• [Dataset content]:
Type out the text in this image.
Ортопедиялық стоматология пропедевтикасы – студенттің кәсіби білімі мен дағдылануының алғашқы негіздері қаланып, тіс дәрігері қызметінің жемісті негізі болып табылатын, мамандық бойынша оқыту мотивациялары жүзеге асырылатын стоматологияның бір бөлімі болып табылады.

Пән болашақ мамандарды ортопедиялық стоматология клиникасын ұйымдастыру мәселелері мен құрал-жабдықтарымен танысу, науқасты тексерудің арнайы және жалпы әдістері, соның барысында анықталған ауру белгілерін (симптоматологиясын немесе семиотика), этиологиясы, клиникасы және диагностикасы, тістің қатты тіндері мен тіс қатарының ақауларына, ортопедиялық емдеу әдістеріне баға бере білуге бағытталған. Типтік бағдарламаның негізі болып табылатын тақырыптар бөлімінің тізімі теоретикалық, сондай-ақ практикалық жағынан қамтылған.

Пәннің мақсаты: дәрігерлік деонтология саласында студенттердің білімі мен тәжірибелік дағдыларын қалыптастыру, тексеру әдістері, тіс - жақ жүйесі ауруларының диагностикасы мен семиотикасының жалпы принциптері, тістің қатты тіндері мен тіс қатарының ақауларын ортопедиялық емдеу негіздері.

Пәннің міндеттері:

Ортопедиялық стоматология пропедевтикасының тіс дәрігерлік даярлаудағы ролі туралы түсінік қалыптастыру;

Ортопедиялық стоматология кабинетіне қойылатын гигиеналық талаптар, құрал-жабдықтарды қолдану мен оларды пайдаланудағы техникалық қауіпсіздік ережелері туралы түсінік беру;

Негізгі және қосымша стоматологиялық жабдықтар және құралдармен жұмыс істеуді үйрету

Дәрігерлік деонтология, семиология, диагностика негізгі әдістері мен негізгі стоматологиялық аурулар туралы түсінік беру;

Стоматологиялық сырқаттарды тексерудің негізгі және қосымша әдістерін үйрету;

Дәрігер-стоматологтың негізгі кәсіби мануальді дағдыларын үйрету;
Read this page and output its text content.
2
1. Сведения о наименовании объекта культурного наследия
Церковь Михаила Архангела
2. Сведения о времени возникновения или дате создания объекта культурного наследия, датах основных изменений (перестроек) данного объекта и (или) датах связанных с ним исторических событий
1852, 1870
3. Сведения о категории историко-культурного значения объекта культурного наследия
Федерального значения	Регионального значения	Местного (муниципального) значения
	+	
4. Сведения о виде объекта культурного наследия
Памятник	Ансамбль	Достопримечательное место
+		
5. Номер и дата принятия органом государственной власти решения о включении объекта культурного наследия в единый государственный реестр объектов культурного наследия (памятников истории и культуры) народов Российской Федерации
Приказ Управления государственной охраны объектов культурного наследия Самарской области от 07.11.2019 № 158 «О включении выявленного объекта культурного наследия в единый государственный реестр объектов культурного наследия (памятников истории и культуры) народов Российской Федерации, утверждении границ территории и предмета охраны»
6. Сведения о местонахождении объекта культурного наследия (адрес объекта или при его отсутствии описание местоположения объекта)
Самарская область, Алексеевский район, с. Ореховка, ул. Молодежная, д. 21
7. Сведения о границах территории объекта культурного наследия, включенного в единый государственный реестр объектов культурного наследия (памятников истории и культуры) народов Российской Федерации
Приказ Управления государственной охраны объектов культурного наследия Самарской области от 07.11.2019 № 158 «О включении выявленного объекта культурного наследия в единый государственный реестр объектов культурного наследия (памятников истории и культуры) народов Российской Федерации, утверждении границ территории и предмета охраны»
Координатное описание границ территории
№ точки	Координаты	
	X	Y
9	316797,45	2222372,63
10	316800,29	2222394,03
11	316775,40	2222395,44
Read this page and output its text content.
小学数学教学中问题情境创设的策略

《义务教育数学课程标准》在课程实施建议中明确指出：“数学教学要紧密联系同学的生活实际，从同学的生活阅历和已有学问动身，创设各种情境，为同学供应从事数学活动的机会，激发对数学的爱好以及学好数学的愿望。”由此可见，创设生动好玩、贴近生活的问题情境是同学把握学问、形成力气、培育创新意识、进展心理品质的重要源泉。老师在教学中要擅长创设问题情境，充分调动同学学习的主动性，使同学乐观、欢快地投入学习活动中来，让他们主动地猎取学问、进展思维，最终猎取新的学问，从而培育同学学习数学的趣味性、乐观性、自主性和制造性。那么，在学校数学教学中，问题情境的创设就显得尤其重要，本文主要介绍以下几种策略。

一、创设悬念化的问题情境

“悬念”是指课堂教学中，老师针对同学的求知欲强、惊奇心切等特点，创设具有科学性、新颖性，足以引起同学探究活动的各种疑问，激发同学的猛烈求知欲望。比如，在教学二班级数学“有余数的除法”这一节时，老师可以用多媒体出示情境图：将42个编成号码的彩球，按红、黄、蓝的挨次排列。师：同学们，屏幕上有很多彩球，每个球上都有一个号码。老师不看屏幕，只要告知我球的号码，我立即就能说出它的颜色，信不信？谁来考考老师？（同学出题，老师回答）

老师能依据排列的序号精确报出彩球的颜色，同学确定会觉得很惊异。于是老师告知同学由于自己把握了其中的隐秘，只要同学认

• [Your goal]:
Set all of the records down again, exactly as they stand.

• [Full answer]:
Type out the text in this image.
Ортопедиялық стоматология пропедевтикасы – студенттің кәсіби білімі мен дағдылануының алғашқы негіздері қаланып, тіс дәрігері қызметінің жемісті негізі болып табылатын, мамандық бойынша оқыту мотивациялары жүзеге асырылатын стоматологияның бір бөлімі болып табылады.

Пән болашақ мамандарды ортопедиялық стоматология клиникасын ұйымдастыру мәселелері мен құрал-жабдықтарымен танысу, науқасты тексерудің арнайы және жалпы әдістері, соның барысында анықталған ауру белгілерін (симптоматологиясын немесе семиотика), этиологиясы, клиникасы және диагностикасы, тістің қатты тіндері мен тіс қатарының ақауларына, ортопедиялық емдеу әдістеріне баға бере білуге бағытталған. Типтік бағдарламаның негізі болып табылатын тақырыптар бөлімінің тізімі теоретикалық, сондай-ақ практикалық жағынан қамтылған.

Пәннің мақсаты: дәрігерлік деонтология саласында студенттердің білімі мен тәжірибелік дағдыларын қалыптастыру, тексеру әдістері, тіс - жақ жүйесі ауруларының диагностикасы мен семиотикасының жалпы принциптері, тістің қатты тіндері мен тіс қатарының ақауларын ортопедиялық емдеу негіздері.

Пәннің міндеттері:

Ортопедиялық стоматология пропедевтикасының тіс дәрігерлік даярлаудағы ролі туралы түсінік қалыптастыру;

Ортопедиялық стоматология кабинетіне қойылатын гигиеналық талаптар, құрал-жабдықтарды қолдану мен оларды пайдаланудағы техникалық қауіпсіздік ережелері туралы түсінік беру;

Негізгі және қосымша стоматологиялық жабдықтар және құралдармен жұмыс істеуді үйрету

Дәрігерлік деонтология, семиология, диагностика негізгі әдістері мен негізгі стоматологиялық аурулар туралы түсінік беру;

Стоматологиялық сырқаттарды тексерудің негізгі және қосымша әдістерін үйрету;

Дәрігер-стоматологтың негізгі кәсіби мануальді дағдыларын үйрету;
Read this page and output its text content.
2
1. Сведения о наименовании объекта культурного наследия
Церковь Михаила Архангела
2. Сведения о времени возникновения или дате создания объекта культурного наследия, датах основных изменений (перестроек) данного объекта и (или) датах связанных с ним исторических событий
1852, 1870
3. Сведения о категории историко-культурного значения объекта культурного наследия
Федерального значения	Регионального значения	Местного (муниципального) значения
	+	
4. Сведения о виде объекта культурного наследия
Памятник	Ансамбль	Достопримечательное место
+		
5. Номер и дата принятия органом государственной власти решения о включении объекта культурного наследия в единый государственный реестр объектов культурного наследия (памятников истории и культуры) народов Российской Федерации
Приказ Управления государственной охраны объектов культурного наследия Самарской области от 07.11.2019 № 158 «О включении выявленного объекта культурного наследия в единый государственный реестр объектов культурного наследия (памятников истории и культуры) народов Российской Федерации, утверждении границ территории и предмета охраны»
6. Сведения о местонахождении объекта культурного наследия (адрес объекта или при его отсутствии описание местоположения объекта)
Самарская область, Алексеевский район, с. Ореховка, ул. Молодежная, д. 21
7. Сведения о границах территории объекта культурного наследия, включенного в единый государственный реестр объектов культурного наследия (памятников истории и культуры) народов Российской Федерации
Приказ Управления государственной охраны объектов культурного наследия Самарской области от 07.11.2019 № 158 «О включении выявленного объекта культурного наследия в единый государственный реестр объектов культурного наследия (памятников истории и культуры) народов Российской Федерации, утверждении границ территории и предмета охраны»
Координатное описание границ территории
№ точки	Координаты	
	X	Y
9	316797,45	2222372,63
10	316800,29	2222394,03
11	316775,40	2222395,44
Read this page and output its text content.
小学数学教学中问题情境创设的策略

《义务教育数学课程标准》在课程实施建议中明确指出：“数学教学要紧密联系同学的生活实际，从同学的生活阅历和已有学问动身，创设各种情境，为同学供应从事数学活动的机会，激发对数学的爱好以及学好数学的愿望。”由此可见，创设生动好玩、贴近生活的问题情境是同学把握学问、形成力气、培育创新意识、进展心理品质的重要源泉。老师在教学中要擅长创设问题情境，充分调动同学学习的主动性，使同学乐观、欢快地投入学习活动中来，让他们主动地猎取学问、进展思维，最终猎取新的学问，从而培育同学学习数学的趣味性、乐观性、自主性和制造性。那么，在学校数学教学中，问题情境的创设就显得尤其重要，本文主要介绍以下几种策略。

一、创设悬念化的问题情境

“悬念”是指课堂教学中，老师针对同学的求知欲强、惊奇心切等特点，创设具有科学性、新颖性，足以引起同学探究活动的各种疑问，激发同学的猛烈求知欲望。比如，在教学二班级数学“有余数的除法”这一节时，老师可以用多媒体出示情境图：将42个编成号码的彩球，按红、黄、蓝的挨次排列。师：同学们，屏幕上有很多彩球，每个球上都有一个号码。老师不看屏幕，只要告知我球的号码，我立即就能说出它的颜色，信不信？谁来考考老师？（同学出题，老师回答）

老师能依据排列的序号精确报出彩球的颜色，同学确定会觉得很惊异。于是老师告知同学由于自己把握了其中的隐秘，只要同学认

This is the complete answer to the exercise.